EXERCISE OBJECTIVE >> Identify each line below that contains the word "gasto", and copy it out.
****************
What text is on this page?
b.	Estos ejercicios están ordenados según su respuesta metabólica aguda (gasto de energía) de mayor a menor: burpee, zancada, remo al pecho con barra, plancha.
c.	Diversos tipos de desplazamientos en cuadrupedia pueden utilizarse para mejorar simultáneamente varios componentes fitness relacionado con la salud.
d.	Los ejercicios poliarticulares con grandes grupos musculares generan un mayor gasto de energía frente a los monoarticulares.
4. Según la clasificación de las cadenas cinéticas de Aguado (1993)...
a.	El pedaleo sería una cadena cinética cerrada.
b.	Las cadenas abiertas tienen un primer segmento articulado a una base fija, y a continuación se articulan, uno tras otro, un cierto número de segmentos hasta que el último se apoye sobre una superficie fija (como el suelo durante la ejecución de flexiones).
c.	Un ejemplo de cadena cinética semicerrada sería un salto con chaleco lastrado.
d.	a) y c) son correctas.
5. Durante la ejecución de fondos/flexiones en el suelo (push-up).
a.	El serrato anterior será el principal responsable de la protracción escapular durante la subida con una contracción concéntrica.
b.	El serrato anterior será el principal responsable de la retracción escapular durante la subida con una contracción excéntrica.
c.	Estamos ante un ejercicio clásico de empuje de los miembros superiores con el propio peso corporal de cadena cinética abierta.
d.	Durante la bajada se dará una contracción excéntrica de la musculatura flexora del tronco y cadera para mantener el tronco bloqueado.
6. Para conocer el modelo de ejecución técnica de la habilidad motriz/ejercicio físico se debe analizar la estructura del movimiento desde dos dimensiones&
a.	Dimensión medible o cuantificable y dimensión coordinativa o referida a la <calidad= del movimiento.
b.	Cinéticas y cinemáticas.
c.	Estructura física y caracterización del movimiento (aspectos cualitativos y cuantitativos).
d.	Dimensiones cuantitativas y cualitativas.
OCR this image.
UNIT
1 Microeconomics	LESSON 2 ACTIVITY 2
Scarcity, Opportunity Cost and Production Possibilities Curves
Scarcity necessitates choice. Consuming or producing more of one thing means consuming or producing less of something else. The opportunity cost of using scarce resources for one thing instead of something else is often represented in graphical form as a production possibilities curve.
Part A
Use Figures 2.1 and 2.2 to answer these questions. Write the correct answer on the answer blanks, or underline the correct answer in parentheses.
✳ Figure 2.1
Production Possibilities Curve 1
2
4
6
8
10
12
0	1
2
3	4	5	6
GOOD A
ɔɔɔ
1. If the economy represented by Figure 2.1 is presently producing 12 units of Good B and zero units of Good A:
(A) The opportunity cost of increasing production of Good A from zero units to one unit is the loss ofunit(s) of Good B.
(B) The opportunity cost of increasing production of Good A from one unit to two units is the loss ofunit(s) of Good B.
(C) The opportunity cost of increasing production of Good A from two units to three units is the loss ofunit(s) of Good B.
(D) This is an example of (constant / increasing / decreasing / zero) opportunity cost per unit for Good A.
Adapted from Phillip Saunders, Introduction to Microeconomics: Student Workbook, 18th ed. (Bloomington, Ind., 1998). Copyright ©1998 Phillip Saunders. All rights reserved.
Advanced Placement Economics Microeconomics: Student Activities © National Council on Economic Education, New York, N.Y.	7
****************
IN RESPONSE >>
b.	Estos ejercicios están ordenados según su respuesta metabólica aguda (gasto de energía) de mayor a menor: burpee, zancada, remo al pecho con barra, plancha.
d.	Los ejercicios poliarticulares con grandes grupos musculares generan un mayor gasto de energía frente a los monoarticulares.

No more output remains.